-- start RECORD EXCERPTS --

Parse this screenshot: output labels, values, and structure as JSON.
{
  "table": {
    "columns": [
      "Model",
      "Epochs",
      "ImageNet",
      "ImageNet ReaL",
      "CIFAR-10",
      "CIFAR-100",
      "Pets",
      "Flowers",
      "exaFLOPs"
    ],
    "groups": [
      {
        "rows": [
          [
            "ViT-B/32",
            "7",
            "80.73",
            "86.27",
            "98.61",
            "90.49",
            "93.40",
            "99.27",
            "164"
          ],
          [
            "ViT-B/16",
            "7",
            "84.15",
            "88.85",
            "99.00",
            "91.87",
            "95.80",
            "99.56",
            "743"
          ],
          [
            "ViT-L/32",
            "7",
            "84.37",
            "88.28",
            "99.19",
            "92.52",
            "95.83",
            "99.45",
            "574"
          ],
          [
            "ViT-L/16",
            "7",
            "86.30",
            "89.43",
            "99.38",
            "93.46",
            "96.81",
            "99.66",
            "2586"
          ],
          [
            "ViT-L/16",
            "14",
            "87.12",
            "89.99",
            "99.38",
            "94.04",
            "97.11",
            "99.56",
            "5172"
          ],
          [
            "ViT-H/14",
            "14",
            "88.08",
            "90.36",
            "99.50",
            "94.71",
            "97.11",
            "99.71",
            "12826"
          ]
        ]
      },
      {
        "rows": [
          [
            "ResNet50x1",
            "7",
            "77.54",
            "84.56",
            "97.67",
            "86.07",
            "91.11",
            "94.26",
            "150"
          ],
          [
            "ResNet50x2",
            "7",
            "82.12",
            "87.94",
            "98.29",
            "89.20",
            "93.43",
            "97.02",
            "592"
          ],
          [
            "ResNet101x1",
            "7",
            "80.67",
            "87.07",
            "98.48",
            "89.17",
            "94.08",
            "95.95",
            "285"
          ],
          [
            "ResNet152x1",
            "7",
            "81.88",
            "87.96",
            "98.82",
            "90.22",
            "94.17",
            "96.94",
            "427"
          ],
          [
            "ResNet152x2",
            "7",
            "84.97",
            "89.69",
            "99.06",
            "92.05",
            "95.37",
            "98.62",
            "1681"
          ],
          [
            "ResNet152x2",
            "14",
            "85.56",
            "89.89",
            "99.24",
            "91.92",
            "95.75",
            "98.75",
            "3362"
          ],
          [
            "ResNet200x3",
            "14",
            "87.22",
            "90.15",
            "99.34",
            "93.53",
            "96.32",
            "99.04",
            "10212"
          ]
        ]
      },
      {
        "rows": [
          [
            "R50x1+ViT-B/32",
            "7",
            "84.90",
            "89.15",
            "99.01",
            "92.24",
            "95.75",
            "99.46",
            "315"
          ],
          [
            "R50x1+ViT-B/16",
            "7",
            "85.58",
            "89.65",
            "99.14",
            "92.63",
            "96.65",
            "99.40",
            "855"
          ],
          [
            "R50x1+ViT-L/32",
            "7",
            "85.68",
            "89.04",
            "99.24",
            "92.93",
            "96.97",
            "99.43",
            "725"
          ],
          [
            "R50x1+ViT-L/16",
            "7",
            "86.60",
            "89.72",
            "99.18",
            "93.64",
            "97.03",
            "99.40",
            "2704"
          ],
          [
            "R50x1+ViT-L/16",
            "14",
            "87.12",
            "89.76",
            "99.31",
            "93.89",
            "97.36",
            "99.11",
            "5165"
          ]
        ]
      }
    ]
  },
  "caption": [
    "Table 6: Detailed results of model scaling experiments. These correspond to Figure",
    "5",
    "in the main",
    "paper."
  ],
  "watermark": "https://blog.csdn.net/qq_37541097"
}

-- end RECORD EXCERPTS --

### DIRECTION
Extract all of the data shown above without alteration.

### TASK OUTPUT
Parse this screenshot: output labels, values, and structure as JSON.
{
  "table": {
    "columns": [
      "Model",
      "Epochs",
      "ImageNet",
      "ImageNet ReaL",
      "CIFAR-10",
      "CIFAR-100",
      "Pets",
      "Flowers",
      "exaFLOPs"
    ],
    "groups": [
      {
        "rows": [
          [
            "ViT-B/32",
            "7",
            "80.73",
            "86.27",
            "98.61",
            "90.49",
            "93.40",
            "99.27",
            "164"
          ],
          [
            "ViT-B/16",
            "7",
            "84.15",
            "88.85",
            "99.00",
            "91.87",
            "95.80",
            "99.56",
            "743"
          ],
          [
            "ViT-L/32",
            "7",
            "84.37",
            "88.28",
            "99.19",
            "92.52",
            "95.83",
            "99.45",
            "574"
          ],
          [
            "ViT-L/16",
            "7",
            "86.30",
            "89.43",
            "99.38",
            "93.46",
            "96.81",
            "99.66",
            "2586"
          ],
          [
            "ViT-L/16",
            "14",
            "87.12",
            "89.99",
            "99.38",
            "94.04",
            "97.11",
            "99.56",
            "5172"
          ],
          [
            "ViT-H/14",
            "14",
            "88.08",
            "90.36",
            "99.50",
            "94.71",
            "97.11",
            "99.71",
            "12826"
          ]
        ]
      },
      {
        "rows": [
          [
            "ResNet50x1",
            "7",
            "77.54",
            "84.56",
            "97.67",
            "86.07",
            "91.11",
            "94.26",
            "150"
          ],
          [
            "ResNet50x2",
            "7",
            "82.12",
            "87.94",
            "98.29",
            "89.20",
            "93.43",
            "97.02",
            "592"
          ],
          [
            "ResNet101x1",
            "7",
            "80.67",
            "87.07",
            "98.48",
            "89.17",
            "94.08",
            "95.95",
            "285"
          ],
          [
            "ResNet152x1",
            "7",
            "81.88",
            "87.96",
            "98.82",
            "90.22",
            "94.17",
            "96.94",
            "427"
          ],
          [
            "ResNet152x2",
            "7",
            "84.97",
            "89.69",
            "99.06",
            "92.05",
            "95.37",
            "98.62",
            "1681"
          ],
          [
            "ResNet152x2",
            "14",
            "85.56",
            "89.89",
            "99.24",
            "91.92",
            "95.75",
            "98.75",
            "3362"
          ],
          [
            "ResNet200x3",
            "14",
            "87.22",
            "90.15",
            "99.34",
            "93.53",
            "96.32",
            "99.04",
            "10212"
          ]
        ]
      },
      {
        "rows": [
          [
            "R50x1+ViT-B/32",
            "7",
            "84.90",
            "89.15",
            "99.01",
            "92.24",
            "95.75",
            "99.46",
            "315"
          ],
          [
            "R50x1+ViT-B/16",
            "7",
            "85.58",
            "89.65",
            "99.14",
            "92.63",
            "96.65",
            "99.40",
            "855"
          ],
          [
            "R50x1+ViT-L/32",
            "7",
            "85.68",
            "89.04",
            "99.24",
            "92.93",
            "96.97",
            "99.43",
            "725"
          ],
          [
            "R50x1+ViT-L/16",
            "7",
            "86.60",
            "89.72",
            "99.18",
            "93.64",
            "97.03",
            "99.40",
            "2704"
          ],
          [
            "R50x1+ViT-L/16",
            "14",
            "87.12",
            "89.76",
            "99.31",
            "93.89",
            "97.36",
            "99.11",
            "5165"
          ]
        ]
      }
    ]
  },
  "caption": [
    "Table 6: Detailed results of model scaling experiments. These correspond to Figure",
    "5",
    "in the main",
    "paper."
  ],
  "watermark": "https://blog.csdn.net/qq_37541097"
}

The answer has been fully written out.